[Data excerpts]
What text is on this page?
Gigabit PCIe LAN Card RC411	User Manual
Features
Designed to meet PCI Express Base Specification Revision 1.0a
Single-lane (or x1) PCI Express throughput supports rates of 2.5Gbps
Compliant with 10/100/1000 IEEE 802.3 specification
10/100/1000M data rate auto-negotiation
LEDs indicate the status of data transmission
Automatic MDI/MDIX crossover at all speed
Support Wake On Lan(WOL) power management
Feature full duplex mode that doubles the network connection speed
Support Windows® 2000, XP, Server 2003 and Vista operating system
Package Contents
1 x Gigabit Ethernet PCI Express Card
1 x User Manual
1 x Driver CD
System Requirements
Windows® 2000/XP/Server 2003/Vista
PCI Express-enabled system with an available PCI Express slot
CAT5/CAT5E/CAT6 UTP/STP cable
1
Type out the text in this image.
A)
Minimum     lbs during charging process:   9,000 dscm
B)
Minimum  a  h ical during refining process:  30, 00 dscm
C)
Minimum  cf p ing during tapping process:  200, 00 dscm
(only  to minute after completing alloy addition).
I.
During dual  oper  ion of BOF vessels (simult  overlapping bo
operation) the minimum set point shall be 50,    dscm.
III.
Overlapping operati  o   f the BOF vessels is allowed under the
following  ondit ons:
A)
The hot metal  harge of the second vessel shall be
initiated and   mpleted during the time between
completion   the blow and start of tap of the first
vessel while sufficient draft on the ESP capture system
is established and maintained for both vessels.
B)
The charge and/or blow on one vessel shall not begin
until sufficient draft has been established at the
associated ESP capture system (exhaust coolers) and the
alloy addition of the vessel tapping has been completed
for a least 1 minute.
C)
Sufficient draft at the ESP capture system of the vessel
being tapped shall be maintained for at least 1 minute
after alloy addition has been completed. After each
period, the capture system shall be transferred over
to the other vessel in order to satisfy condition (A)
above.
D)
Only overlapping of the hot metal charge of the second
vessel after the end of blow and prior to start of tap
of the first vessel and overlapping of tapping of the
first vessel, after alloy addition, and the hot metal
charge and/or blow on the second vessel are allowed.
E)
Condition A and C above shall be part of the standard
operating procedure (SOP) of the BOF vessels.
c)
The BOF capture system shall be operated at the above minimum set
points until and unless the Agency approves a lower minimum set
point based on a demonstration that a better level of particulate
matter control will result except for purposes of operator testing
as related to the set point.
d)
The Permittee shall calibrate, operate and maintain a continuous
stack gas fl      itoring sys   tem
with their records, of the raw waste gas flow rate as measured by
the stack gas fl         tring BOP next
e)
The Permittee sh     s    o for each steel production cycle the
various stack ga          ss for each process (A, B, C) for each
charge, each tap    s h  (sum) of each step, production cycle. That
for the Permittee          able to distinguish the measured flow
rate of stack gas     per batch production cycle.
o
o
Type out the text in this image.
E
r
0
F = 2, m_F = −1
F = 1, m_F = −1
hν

- **Goal**: All of the data needs to be printed once more, exactly.

- **Solution for this exercise**:
What text is on this page?
Gigabit PCIe LAN Card RC411	User Manual
Features
Designed to meet PCI Express Base Specification Revision 1.0a
Single-lane (or x1) PCI Express throughput supports rates of 2.5Gbps
Compliant with 10/100/1000 IEEE 802.3 specification
10/100/1000M data rate auto-negotiation
LEDs indicate the status of data transmission
Automatic MDI/MDIX crossover at all speed
Support Wake On Lan(WOL) power management
Feature full duplex mode that doubles the network connection speed
Support Windows® 2000, XP, Server 2003 and Vista operating system
Package Contents
1 x Gigabit Ethernet PCI Express Card
1 x User Manual
1 x Driver CD
System Requirements
Windows® 2000/XP/Server 2003/Vista
PCI Express-enabled system with an available PCI Express slot
CAT5/CAT5E/CAT6 UTP/STP cable
1
Type out the text in this image.
A)
Minimum     lbs during charging process:   9,000 dscm
B)
Minimum  a  h ical during refining process:  30, 00 dscm
C)
Minimum  cf p ing during tapping process:  200, 00 dscm
(only  to minute after completing alloy addition).
I.
During dual  oper  ion of BOF vessels (simult  overlapping bo
operation) the minimum set point shall be 50,    dscm.
III.
Overlapping operati  o   f the BOF vessels is allowed under the
following  ondit ons:
A)
The hot metal  harge of the second vessel shall be
initiated and   mpleted during the time between
completion   the blow and start of tap of the first
vessel while sufficient draft on the ESP capture system
is established and maintained for both vessels.
B)
The charge and/or blow on one vessel shall not begin
until sufficient draft has been established at the
associated ESP capture system (exhaust coolers) and the
alloy addition of the vessel tapping has been completed
for a least 1 minute.
C)
Sufficient draft at the ESP capture system of the vessel
being tapped shall be maintained for at least 1 minute
after alloy addition has been completed. After each
period, the capture system shall be transferred over
to the other vessel in order to satisfy condition (A)
above.
D)
Only overlapping of the hot metal charge of the second
vessel after the end of blow and prior to start of tap
of the first vessel and overlapping of tapping of the
first vessel, after alloy addition, and the hot metal
charge and/or blow on the second vessel are allowed.
E)
Condition A and C above shall be part of the standard
operating procedure (SOP) of the BOF vessels.
c)
The BOF capture system shall be operated at the above minimum set
points until and unless the Agency approves a lower minimum set
point based on a demonstration that a better level of particulate
matter control will result except for purposes of operator testing
as related to the set point.
d)
The Permittee shall calibrate, operate and maintain a continuous
stack gas fl      itoring sys   tem
with their records, of the raw waste gas flow rate as measured by
the stack gas fl         tring BOP next
e)
The Permittee sh     s    o for each steel production cycle the
various stack ga          ss for each process (A, B, C) for each
charge, each tap    s h  (sum) of each step, production cycle. That
for the Permittee          able to distinguish the measured flow
rate of stack gas     per batch production cycle.
o
o
Type out the text in this image.
E
r
0
F = 2, m_F = −1
F = 1, m_F = −1
hν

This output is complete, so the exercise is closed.